YUV 文件读取显示缩放裁剪等操作教程

Posted 2023-02-03 芥末的无奈

tags:

篇首语：本文由小常识网(cha138.com)小编为大家整理，主要介绍了YUV 文件读取显示缩放裁剪等操作教程相关的知识，希望对你有一定的参考价值。

系列文章目录

文章目录

系列文章目录
前言
一、Chroma subsampling
二、读取 YUV 文件
三、SDL 显示 YUV 文件
- 3.1 SDL Texture 支持的 YUV 格式
- 3.2 显示 YUV 图片
四、使用 libyuv 对 YUV 图片进行操作
- 4.1 缩放
- 4.2 裁剪、旋转
总结

前言

关于 YUV 文件的说明，网络上已经有非常多很好的文章了，我就不再班门弄斧了，列出一些优质文章供大家参考：

本文代码你可以在 simple_yuv_viewer 项目中找到，simple_yuv_viewer 是一个基于 Dear ImGUI 和 SDL 的 YUV 文件显示工具，向你展示了如何去读取 YUV 文件，如何使用 SDL 显示它，以及如何使用 libyuv 来对 YUV 进行缩放、裁剪等操作。

给定列表:
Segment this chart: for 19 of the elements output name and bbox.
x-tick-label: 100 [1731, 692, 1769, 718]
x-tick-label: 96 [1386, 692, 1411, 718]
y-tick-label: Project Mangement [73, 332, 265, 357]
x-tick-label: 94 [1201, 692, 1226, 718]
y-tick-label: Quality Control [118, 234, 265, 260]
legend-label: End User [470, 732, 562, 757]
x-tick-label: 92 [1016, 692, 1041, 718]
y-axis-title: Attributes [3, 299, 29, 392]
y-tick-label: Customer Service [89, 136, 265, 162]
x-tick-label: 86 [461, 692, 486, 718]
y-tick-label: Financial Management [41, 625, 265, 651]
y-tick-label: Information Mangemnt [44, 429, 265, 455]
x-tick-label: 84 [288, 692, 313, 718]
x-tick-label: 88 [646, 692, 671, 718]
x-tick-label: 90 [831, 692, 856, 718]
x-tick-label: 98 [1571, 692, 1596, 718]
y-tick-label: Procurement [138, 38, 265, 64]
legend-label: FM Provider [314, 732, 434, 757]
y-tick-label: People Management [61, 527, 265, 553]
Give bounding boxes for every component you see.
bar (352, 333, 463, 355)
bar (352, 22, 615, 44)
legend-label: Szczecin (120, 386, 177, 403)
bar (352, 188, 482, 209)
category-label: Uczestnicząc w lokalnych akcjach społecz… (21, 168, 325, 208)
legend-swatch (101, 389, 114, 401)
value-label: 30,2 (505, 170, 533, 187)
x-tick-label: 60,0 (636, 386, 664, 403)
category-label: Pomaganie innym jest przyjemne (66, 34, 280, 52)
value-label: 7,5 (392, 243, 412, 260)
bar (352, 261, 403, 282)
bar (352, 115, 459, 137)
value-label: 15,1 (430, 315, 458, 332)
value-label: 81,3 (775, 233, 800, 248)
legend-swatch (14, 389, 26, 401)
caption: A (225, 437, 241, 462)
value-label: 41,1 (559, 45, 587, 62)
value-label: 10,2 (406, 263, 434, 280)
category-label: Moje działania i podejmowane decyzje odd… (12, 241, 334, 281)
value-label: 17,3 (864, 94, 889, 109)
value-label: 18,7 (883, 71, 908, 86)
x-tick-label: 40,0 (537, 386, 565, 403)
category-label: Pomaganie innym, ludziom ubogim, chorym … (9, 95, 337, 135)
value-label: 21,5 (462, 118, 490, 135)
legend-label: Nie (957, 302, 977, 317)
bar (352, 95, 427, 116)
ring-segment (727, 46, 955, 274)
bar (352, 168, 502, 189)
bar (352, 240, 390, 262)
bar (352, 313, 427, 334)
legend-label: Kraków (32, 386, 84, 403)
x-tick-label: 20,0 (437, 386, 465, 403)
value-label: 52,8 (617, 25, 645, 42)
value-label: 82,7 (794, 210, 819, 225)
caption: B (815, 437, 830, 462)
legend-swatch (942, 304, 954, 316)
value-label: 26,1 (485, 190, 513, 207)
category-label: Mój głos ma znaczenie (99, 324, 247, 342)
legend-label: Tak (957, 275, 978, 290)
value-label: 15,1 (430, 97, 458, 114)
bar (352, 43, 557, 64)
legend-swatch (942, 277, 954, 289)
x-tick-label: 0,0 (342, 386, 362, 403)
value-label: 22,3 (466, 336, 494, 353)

待完成任务:
**a)** 根据这篇 YUV 文件教程，simple_yuv_viewer 这个显示工具是基于什么构建的？
**b)** 请从这篇 YUV 文件教程的最后一句之后接着续写。
作答时用不到列表。

练习结果:
**a)** 基于 Dear ImGUI 和 SDL。

**b)**
一、Chroma subsampling

在学习 YUV 格式时，最让我困惑是 422、444、420 这些数字到底是什么含义。虽然很多文章都有对这些数字做解释，但总觉得没有解释清楚核心含义。直到我找到了这个 wiki - Chroma subsampling
，接下来我总结下这个 wiki 的内容。

数字信号通常被压缩以减小文件大小并节省传输时间。由于人类视觉系统对亮度的变化比对颜色的变化敏感得多，因此可以通过将更多带宽分配给亮度分量（通常表示为 Y’）而不是色差分量Cb和Cr来优化视频系统。例如，在压缩图像中，4:2:2 Y’CbCr方案需要非子采样“4:4:4” R’G’B’带宽的三分之二。这种减少导致观看者几乎没有视觉差异。

在视频编码系统中为了降低带宽，可以保存更多的亮度信息(luma)，保存较少的色差信息(chroma)。这叫做 chrominance subsamping, 色度二次采样。

subsampling 方案通常表示为三部分比例J : a : b（例如 4:2:2）或四部分，如果存在 alpha 通道（例如 4:2:2:4），则描述J像素宽和 2 像素高的概念区域中的亮度和色度样本。这些部分是（按各自的顺序）：

J：水平采样参考（概念区域的宽度）。通常是 4。
a ：第一行 J 像素中的色度样本数（Cr，Cb ）。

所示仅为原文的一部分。